TASK TO COMPLETE - Look through the data below and work out how many lines contain the string "TROPOMI". Give the number alone.
==== RECORDS FOR PROCESSING
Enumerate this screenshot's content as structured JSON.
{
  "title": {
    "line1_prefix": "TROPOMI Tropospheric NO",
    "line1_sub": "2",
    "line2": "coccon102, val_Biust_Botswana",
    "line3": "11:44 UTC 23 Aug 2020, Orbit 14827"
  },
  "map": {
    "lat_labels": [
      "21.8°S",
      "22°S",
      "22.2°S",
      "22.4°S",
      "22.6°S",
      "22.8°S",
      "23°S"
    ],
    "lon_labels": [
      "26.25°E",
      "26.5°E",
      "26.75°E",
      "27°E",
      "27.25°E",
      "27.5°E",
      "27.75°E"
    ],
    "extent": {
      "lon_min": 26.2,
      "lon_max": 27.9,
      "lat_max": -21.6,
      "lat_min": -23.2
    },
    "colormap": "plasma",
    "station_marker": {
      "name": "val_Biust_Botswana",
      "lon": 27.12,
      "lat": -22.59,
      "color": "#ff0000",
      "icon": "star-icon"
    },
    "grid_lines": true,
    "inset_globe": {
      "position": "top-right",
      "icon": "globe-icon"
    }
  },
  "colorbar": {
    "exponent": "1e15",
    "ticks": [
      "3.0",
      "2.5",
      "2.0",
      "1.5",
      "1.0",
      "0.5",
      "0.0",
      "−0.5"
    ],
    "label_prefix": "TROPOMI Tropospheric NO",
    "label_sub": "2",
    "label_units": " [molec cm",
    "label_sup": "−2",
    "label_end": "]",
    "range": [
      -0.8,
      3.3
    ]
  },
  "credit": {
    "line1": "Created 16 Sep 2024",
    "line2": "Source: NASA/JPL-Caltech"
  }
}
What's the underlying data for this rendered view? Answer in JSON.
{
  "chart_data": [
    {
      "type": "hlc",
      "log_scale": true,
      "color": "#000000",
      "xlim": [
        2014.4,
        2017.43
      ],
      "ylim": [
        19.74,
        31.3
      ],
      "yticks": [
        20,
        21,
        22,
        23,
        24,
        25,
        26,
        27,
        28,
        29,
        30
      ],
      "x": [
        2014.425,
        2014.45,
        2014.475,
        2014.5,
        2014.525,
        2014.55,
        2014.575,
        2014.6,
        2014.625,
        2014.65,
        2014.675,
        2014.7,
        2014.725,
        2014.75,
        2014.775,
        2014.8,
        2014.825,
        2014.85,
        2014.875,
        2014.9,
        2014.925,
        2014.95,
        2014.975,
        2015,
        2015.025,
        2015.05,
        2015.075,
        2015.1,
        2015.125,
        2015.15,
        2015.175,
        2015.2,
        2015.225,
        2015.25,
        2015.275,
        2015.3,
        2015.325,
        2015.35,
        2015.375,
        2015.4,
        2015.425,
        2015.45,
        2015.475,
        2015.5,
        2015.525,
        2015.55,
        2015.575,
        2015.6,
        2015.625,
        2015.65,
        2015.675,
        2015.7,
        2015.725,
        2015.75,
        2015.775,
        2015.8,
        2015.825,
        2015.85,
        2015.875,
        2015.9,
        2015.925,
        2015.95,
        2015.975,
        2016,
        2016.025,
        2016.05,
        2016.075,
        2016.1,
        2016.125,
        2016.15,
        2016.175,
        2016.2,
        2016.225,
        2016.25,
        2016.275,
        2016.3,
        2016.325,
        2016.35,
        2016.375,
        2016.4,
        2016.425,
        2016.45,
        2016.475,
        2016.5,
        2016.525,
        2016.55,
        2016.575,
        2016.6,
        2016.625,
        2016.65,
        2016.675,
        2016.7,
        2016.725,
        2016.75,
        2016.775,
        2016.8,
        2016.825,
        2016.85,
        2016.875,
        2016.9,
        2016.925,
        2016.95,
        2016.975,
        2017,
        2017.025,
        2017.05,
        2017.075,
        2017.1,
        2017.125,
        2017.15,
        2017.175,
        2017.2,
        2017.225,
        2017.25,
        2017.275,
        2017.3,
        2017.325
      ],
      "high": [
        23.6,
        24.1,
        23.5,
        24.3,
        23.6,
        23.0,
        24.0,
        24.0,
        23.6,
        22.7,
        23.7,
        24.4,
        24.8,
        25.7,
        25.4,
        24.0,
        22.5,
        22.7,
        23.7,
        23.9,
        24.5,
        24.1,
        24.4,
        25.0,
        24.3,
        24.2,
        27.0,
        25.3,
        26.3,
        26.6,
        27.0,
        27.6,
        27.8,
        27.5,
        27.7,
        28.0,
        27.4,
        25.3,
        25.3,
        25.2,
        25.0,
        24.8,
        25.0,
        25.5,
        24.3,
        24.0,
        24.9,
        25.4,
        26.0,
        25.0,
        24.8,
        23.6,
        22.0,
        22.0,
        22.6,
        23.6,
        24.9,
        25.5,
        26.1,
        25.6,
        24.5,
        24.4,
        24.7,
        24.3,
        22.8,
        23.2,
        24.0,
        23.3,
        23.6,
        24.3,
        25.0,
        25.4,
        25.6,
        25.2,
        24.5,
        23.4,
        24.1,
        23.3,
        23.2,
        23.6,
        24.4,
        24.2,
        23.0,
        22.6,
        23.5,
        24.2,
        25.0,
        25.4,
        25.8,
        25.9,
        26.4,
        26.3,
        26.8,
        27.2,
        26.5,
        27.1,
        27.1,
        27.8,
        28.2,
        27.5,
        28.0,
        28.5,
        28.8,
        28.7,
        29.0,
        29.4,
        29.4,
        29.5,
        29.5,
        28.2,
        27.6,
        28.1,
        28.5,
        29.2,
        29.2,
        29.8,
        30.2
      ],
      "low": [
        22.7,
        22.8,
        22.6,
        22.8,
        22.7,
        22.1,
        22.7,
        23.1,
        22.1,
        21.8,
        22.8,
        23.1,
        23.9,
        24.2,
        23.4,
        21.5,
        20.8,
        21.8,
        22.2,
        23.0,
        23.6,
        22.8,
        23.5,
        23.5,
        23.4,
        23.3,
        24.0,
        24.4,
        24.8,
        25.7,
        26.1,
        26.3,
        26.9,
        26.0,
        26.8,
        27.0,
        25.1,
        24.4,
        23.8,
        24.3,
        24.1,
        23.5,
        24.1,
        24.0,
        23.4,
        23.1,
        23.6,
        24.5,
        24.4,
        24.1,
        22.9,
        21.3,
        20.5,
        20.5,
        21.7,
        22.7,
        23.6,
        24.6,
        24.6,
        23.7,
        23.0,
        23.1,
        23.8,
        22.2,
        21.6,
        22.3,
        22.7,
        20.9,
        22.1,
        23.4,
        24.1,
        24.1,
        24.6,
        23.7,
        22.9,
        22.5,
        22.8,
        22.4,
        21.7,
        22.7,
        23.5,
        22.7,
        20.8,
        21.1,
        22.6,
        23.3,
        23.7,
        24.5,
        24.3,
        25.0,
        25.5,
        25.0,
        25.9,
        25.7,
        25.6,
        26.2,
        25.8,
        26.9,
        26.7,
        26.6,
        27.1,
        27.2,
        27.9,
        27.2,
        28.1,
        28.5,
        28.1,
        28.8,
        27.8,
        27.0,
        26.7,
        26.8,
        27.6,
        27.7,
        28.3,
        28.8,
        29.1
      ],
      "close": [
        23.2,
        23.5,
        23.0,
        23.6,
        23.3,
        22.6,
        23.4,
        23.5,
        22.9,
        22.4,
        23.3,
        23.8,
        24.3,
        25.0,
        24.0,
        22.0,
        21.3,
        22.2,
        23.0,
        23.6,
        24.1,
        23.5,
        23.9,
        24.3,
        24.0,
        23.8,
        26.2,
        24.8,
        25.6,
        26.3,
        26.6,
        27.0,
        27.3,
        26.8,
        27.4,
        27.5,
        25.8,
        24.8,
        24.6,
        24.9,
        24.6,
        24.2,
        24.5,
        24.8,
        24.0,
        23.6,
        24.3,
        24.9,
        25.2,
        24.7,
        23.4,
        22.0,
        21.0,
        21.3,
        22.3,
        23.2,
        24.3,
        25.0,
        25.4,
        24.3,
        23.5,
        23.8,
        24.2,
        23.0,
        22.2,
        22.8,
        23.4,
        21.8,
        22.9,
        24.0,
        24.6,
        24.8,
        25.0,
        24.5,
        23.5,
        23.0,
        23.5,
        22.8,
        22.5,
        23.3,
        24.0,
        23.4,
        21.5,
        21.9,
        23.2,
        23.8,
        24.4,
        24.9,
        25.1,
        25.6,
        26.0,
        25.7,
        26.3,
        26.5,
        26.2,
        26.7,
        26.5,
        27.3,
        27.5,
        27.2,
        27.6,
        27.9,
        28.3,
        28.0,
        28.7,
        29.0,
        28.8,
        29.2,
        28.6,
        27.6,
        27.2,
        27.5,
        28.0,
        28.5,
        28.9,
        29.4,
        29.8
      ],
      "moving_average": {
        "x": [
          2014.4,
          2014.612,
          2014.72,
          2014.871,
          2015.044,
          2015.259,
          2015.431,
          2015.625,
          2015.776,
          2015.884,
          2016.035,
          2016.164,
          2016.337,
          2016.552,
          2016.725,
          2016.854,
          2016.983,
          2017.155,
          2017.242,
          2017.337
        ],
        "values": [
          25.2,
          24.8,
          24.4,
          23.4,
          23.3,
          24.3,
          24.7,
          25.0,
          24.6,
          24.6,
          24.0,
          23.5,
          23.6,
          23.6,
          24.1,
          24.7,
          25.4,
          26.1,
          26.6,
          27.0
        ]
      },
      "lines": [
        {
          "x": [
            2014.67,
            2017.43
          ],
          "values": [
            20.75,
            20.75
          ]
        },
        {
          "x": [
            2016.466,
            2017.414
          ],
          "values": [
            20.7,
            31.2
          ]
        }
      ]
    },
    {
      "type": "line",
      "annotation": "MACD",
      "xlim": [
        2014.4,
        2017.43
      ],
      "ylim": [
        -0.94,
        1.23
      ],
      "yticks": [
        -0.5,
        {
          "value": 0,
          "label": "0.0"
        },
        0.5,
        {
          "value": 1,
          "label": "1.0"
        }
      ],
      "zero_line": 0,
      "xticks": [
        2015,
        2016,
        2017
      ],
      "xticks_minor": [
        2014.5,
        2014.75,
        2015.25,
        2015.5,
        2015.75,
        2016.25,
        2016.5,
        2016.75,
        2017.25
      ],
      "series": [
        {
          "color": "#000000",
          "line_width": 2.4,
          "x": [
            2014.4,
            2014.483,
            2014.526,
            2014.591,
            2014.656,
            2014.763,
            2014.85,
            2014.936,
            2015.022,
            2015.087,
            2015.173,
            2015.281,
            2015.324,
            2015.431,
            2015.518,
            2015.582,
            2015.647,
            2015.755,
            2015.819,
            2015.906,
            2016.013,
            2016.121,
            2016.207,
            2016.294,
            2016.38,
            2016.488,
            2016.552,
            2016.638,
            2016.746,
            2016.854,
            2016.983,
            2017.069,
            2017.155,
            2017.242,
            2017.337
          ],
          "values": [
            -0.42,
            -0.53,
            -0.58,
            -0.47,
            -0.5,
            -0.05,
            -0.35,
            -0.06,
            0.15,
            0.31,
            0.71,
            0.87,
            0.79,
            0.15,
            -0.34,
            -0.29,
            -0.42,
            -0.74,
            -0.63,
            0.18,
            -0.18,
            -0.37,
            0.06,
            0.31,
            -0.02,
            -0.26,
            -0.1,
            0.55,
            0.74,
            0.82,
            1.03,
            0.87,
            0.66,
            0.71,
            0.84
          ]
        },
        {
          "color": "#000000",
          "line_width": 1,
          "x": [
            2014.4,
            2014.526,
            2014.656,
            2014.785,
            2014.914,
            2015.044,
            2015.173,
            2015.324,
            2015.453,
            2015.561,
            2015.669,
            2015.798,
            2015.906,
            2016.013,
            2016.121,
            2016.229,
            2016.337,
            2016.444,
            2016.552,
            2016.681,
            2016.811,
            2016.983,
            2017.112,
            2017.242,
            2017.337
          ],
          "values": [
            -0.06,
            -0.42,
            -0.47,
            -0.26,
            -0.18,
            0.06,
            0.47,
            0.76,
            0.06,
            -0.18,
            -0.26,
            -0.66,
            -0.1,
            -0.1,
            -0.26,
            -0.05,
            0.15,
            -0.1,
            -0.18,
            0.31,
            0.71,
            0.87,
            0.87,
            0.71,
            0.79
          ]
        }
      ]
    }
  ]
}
========
WRITTEN ANSWER - 2